- [Written instruction]:
Leave out any pictures and transcribe all other data below exactly.

Items from a figure collection:
-- BEGIN --

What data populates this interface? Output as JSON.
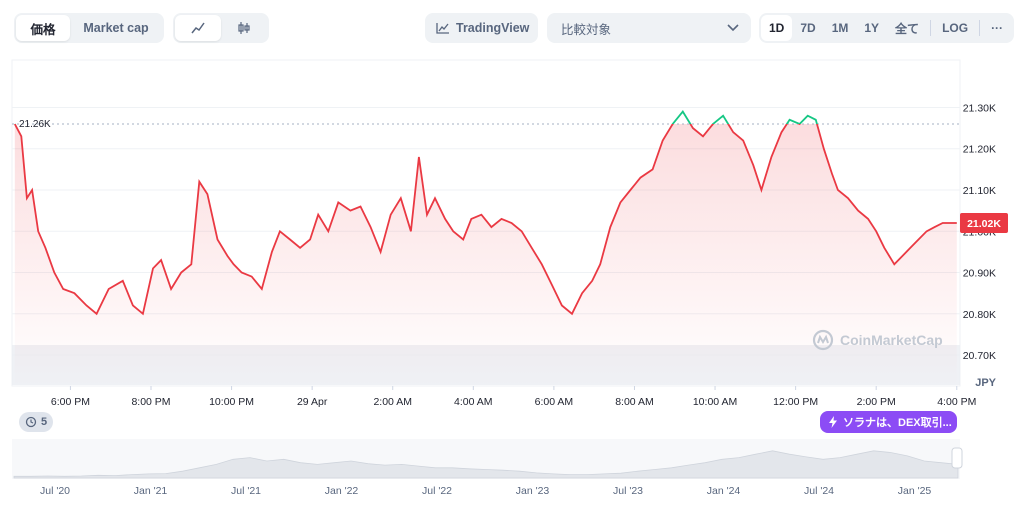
{
  "toolbar": {
    "mode_tabs": [
      {
        "label": "価格",
        "active": true
      },
      {
        "label": "Market cap",
        "active": false
      }
    ],
    "chart_type_icons": [
      "line-chart-icon",
      "candlestick-icon"
    ],
    "tradingview_label": "TradingView",
    "compare_placeholder": "比較対象",
    "ranges": [
      "1D",
      "7D",
      "1M",
      "1Y",
      "全て"
    ],
    "active_range": "1D",
    "log_label": "LOG",
    "more_label": "···"
  },
  "badge": {
    "count": "5"
  },
  "news": {
    "label": "ソラナは、DEX取引..."
  },
  "watermark": {
    "label": "CoinMarketCap"
  },
  "colors": {
    "up": "#16c784",
    "down": "#ea3943",
    "accent": "#8c4cf5"
  },
  "chart_data": {
    "type": "line",
    "currency": "JPY",
    "reference_label": "21.26K",
    "reference_value": 21260,
    "current_label": "21.02K",
    "current_value": 21020,
    "ylim": [
      20625,
      21415
    ],
    "yticks": [
      20700,
      20800,
      20900,
      21000,
      21100,
      21200,
      21300
    ],
    "ytick_labels": [
      "20.70K",
      "20.80K",
      "20.90K",
      "21.00K",
      "21.10K",
      "21.20K",
      "21.30K"
    ],
    "xlim": [
      16.55,
      40.08
    ],
    "xticks": [
      18,
      20,
      22,
      24,
      26,
      28,
      30,
      32,
      34,
      36,
      38,
      40
    ],
    "xtick_labels": [
      "6:00 PM",
      "8:00 PM",
      "10:00 PM",
      "29 Apr",
      "2:00 AM",
      "4:00 AM",
      "6:00 AM",
      "8:00 AM",
      "10:00 AM",
      "12:00 PM",
      "2:00 PM",
      "4:00 PM"
    ],
    "series": [
      {
        "x": [
          16.62,
          16.78,
          16.92,
          17.05,
          17.2,
          17.38,
          17.6,
          17.82,
          18.1,
          18.4,
          18.65,
          18.95,
          19.3,
          19.55,
          19.8,
          20.05,
          20.25,
          20.5,
          20.75,
          21.0,
          21.2,
          21.4,
          21.65,
          21.9,
          22.05,
          22.25,
          22.5,
          22.75,
          23.0,
          23.2,
          23.45,
          23.7,
          23.95,
          24.15,
          24.4,
          24.65,
          24.95,
          25.2,
          25.45,
          25.7,
          25.95,
          26.2,
          26.45,
          26.65,
          26.85,
          27.05,
          27.3,
          27.5,
          27.75,
          27.95,
          28.2,
          28.45,
          28.7,
          28.95,
          29.2,
          29.45,
          29.7,
          29.95,
          30.2,
          30.45,
          30.7,
          30.95,
          31.15,
          31.4,
          31.65,
          31.9,
          32.15,
          32.45,
          32.7,
          32.95,
          33.2,
          33.45,
          33.7,
          33.95,
          34.2,
          34.45,
          34.7,
          34.95,
          35.15,
          35.4,
          35.65,
          35.85,
          36.1,
          36.3,
          36.5,
          36.7,
          36.9,
          37.05,
          37.3,
          37.55,
          37.8,
          38.0,
          38.2,
          38.45,
          38.65,
          38.85,
          39.05,
          39.25,
          39.45,
          39.65,
          39.85,
          40.0
        ],
        "y": [
          21260,
          21230,
          21080,
          21100,
          21000,
          20960,
          20900,
          20860,
          20850,
          20820,
          20800,
          20860,
          20880,
          20820,
          20800,
          20910,
          20930,
          20860,
          20900,
          20920,
          21120,
          21090,
          20980,
          20940,
          20920,
          20900,
          20890,
          20860,
          20950,
          21000,
          20980,
          20960,
          20980,
          21040,
          21000,
          21070,
          21050,
          21060,
          21010,
          20950,
          21040,
          21080,
          21000,
          21180,
          21040,
          21080,
          21030,
          21000,
          20980,
          21030,
          21040,
          21010,
          21030,
          21020,
          21000,
          20960,
          20920,
          20870,
          20820,
          20800,
          20850,
          20880,
          20920,
          21010,
          21070,
          21100,
          21130,
          21150,
          21220,
          21260,
          21290,
          21250,
          21230,
          21260,
          21280,
          21240,
          21220,
          21160,
          21100,
          21180,
          21240,
          21270,
          21260,
          21280,
          21270,
          21200,
          21140,
          21100,
          21080,
          21050,
          21030,
          21000,
          20960,
          20920,
          20940,
          20960,
          20980,
          21000,
          21010,
          21020,
          21020,
          21020
        ],
        "volume_line": true
      }
    ],
    "mini_navigator": {
      "xtick_labels": [
        "Jul '20",
        "Jan '21",
        "Jul '21",
        "Jan '22",
        "Jul '22",
        "Jan '23",
        "Jul '23",
        "Jan '24",
        "Jul '24",
        "Jan '25"
      ],
      "values": [
        0.05,
        0.05,
        0.06,
        0.05,
        0.06,
        0.08,
        0.07,
        0.1,
        0.12,
        0.13,
        0.2,
        0.3,
        0.4,
        0.55,
        0.6,
        0.5,
        0.55,
        0.45,
        0.4,
        0.45,
        0.5,
        0.42,
        0.38,
        0.4,
        0.35,
        0.3,
        0.3,
        0.27,
        0.25,
        0.23,
        0.2,
        0.15,
        0.12,
        0.1,
        0.1,
        0.12,
        0.14,
        0.2,
        0.25,
        0.3,
        0.38,
        0.45,
        0.55,
        0.6,
        0.7,
        0.8,
        0.7,
        0.62,
        0.55,
        0.6,
        0.7,
        0.8,
        0.75,
        0.65,
        0.5,
        0.45,
        0.4
      ]
    }
  }
}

-- END --

- [Answer to this exercise]:
What data populates this interface? Output as JSON.
{
  "toolbar": {
    "mode_tabs": [
      {
        "label": "価格",
        "active": true
      },
      {
        "label": "Market cap",
        "active": false
      }
    ],
    "chart_type_icons": [
      "line-chart-icon",
      "candlestick-icon"
    ],
    "tradingview_label": "TradingView",
    "compare_placeholder": "比較対象",
    "ranges": [
      "1D",
      "7D",
      "1M",
      "1Y",
      "全て"
    ],
    "active_range": "1D",
    "log_label": "LOG",
    "more_label": "···"
  },
  "badge": {
    "count": "5"
  },
  "news": {
    "label": "ソラナは、DEX取引..."
  },
  "watermark": {
    "label": "CoinMarketCap"
  },
  "colors": {
    "up": "#16c784",
    "down": "#ea3943",
    "accent": "#8c4cf5"
  },
  "chart_data": {
    "type": "line",
    "currency": "JPY",
    "reference_label": "21.26K",
    "reference_value": 21260,
    "current_label": "21.02K",
    "current_value": 21020,
    "ylim": [
      20625,
      21415
    ],
    "yticks": [
      20700,
      20800,
      20900,
      21000,
      21100,
      21200,
      21300
    ],
    "ytick_labels": [
      "20.70K",
      "20.80K",
      "20.90K",
      "21.00K",
      "21.10K",
      "21.20K",
      "21.30K"
    ],
    "xlim": [
      16.55,
      40.08
    ],
    "xticks": [
      18,
      20,
      22,
      24,
      26,
      28,
      30,
      32,
      34,
      36,
      38,
      40
    ],
    "xtick_labels": [
      "6:00 PM",
      "8:00 PM",
      "10:00 PM",
      "29 Apr",
      "2:00 AM",
      "4:00 AM",
      "6:00 AM",
      "8:00 AM",
      "10:00 AM",
      "12:00 PM",
      "2:00 PM",
      "4:00 PM"
    ],
    "series": [
      {
        "x": [
          16.62,
          16.78,
          16.92,
          17.05,
          17.2,
          17.38,
          17.6,
          17.82,
          18.1,
          18.4,
          18.65,
          18.95,
          19.3,
          19.55,
          19.8,
          20.05,
          20.25,
          20.5,
          20.75,
          21.0,
          21.2,
          21.4,
          21.65,
          21.9,
          22.05,
          22.25,
          22.5,
          22.75,
          23.0,
          23.2,
          23.45,
          23.7,
          23.95,
          24.15,
          24.4,
          24.65,
          24.95,
          25.2,
          25.45,
          25.7,
          25.95,
          26.2,
          26.45,
          26.65,
          26.85,
          27.05,
          27.3,
          27.5,
          27.75,
          27.95,
          28.2,
          28.45,
          28.7,
          28.95,
          29.2,
          29.45,
          29.7,
          29.95,
          30.2,
          30.45,
          30.7,
          30.95,
          31.15,
          31.4,
          31.65,
          31.9,
          32.15,
          32.45,
          32.7,
          32.95,
          33.2,
          33.45,
          33.7,
          33.95,
          34.2,
          34.45,
          34.7,
          34.95,
          35.15,
          35.4,
          35.65,
          35.85,
          36.1,
          36.3,
          36.5,
          36.7,
          36.9,
          37.05,
          37.3,
          37.55,
          37.8,
          38.0,
          38.2,
          38.45,
          38.65,
          38.85,
          39.05,
          39.25,
          39.45,
          39.65,
          39.85,
          40.0
        ],
        "y": [
          21260,
          21230,
          21080,
          21100,
          21000,
          20960,
          20900,
          20860,
          20850,
          20820,
          20800,
          20860,
          20880,
          20820,
          20800,
          20910,
          20930,
          20860,
          20900,
          20920,
          21120,
          21090,
          20980,
          20940,
          20920,
          20900,
          20890,
          20860,
          20950,
          21000,
          20980,
          20960,
          20980,
          21040,
          21000,
          21070,
          21050,
          21060,
          21010,
          20950,
          21040,
          21080,
          21000,
          21180,
          21040,
          21080,
          21030,
          21000,
          20980,
          21030,
          21040,
          21010,
          21030,
          21020,
          21000,
          20960,
          20920,
          20870,
          20820,
          20800,
          20850,
          20880,
          20920,
          21010,
          21070,
          21100,
          21130,
          21150,
          21220,
          21260,
          21290,
          21250,
          21230,
          21260,
          21280,
          21240,
          21220,
          21160,
          21100,
          21180,
          21240,
          21270,
          21260,
          21280,
          21270,
          21200,
          21140,
          21100,
          21080,
          21050,
          21030,
          21000,
          20960,
          20920,
          20940,
          20960,
          20980,
          21000,
          21010,
          21020,
          21020,
          21020
        ],
        "volume_line": true
      }
    ],
    "mini_navigator": {
      "xtick_labels": [
        "Jul '20",
        "Jan '21",
        "Jul '21",
        "Jan '22",
        "Jul '22",
        "Jan '23",
        "Jul '23",
        "Jan '24",
        "Jul '24",
        "Jan '25"
      ],
      "values": [
        0.05,
        0.05,
        0.06,
        0.05,
        0.06,
        0.08,
        0.07,
        0.1,
        0.12,
        0.13,
        0.2,
        0.3,
        0.4,
        0.55,
        0.6,
        0.5,
        0.55,
        0.45,
        0.4,
        0.45,
        0.5,
        0.42,
        0.38,
        0.4,
        0.35,
        0.3,
        0.3,
        0.27,
        0.25,
        0.23,
        0.2,
        0.15,
        0.12,
        0.1,
        0.1,
        0.12,
        0.14,
        0.2,
        0.25,
        0.3,
        0.38,
        0.45,
        0.55,
        0.6,
        0.7,
        0.8,
        0.7,
        0.62,
        0.55,
        0.6,
        0.7,
        0.8,
        0.75,
        0.65,
        0.5,
        0.45,
        0.4
      ]
    }
  }
}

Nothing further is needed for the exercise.